── Input data

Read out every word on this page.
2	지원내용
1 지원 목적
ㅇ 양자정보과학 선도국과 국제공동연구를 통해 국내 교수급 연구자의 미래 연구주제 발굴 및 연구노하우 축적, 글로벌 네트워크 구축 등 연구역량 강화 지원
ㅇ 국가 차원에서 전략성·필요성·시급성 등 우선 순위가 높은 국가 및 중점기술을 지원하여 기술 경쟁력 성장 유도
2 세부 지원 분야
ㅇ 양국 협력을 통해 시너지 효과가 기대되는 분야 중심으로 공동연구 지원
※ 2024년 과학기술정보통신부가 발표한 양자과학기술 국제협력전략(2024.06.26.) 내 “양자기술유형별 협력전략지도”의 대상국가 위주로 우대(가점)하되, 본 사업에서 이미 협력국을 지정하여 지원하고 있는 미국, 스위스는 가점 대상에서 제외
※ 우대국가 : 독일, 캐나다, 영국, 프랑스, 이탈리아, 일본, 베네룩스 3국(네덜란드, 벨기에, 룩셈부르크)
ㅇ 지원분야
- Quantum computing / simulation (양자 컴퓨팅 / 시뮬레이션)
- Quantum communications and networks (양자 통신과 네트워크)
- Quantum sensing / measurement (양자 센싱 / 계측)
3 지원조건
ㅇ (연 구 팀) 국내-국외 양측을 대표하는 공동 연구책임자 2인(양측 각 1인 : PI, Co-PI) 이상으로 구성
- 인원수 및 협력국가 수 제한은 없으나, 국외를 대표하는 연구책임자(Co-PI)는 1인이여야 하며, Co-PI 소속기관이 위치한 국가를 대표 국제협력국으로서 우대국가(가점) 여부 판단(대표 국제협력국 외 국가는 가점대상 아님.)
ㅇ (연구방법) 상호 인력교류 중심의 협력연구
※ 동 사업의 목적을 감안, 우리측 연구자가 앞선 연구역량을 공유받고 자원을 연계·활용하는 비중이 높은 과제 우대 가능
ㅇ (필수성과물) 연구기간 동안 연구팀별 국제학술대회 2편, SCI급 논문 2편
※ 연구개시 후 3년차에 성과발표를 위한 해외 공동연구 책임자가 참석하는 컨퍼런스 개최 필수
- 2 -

────

Task instructions = Scan the listing above. Gather each line that contains the word "연구책임자".

Task solution =
ㅇ (연 구 팀) 국내-국외 양측을 대표하는 공동 연구책임자 2인(양측 각 1인 : PI, Co-PI) 이상으로 구성
- 인원수 및 협력국가 수 제한은 없으나, 국외를 대표하는 연구책임자(Co-PI)는 1인이여야 하며, Co-PI 소속기관이 위치한 국가를 대표 국제협력국으로서 우대국가(가점) 여부 판단(대표 국제협력국 외 국가는 가점대상 아님.)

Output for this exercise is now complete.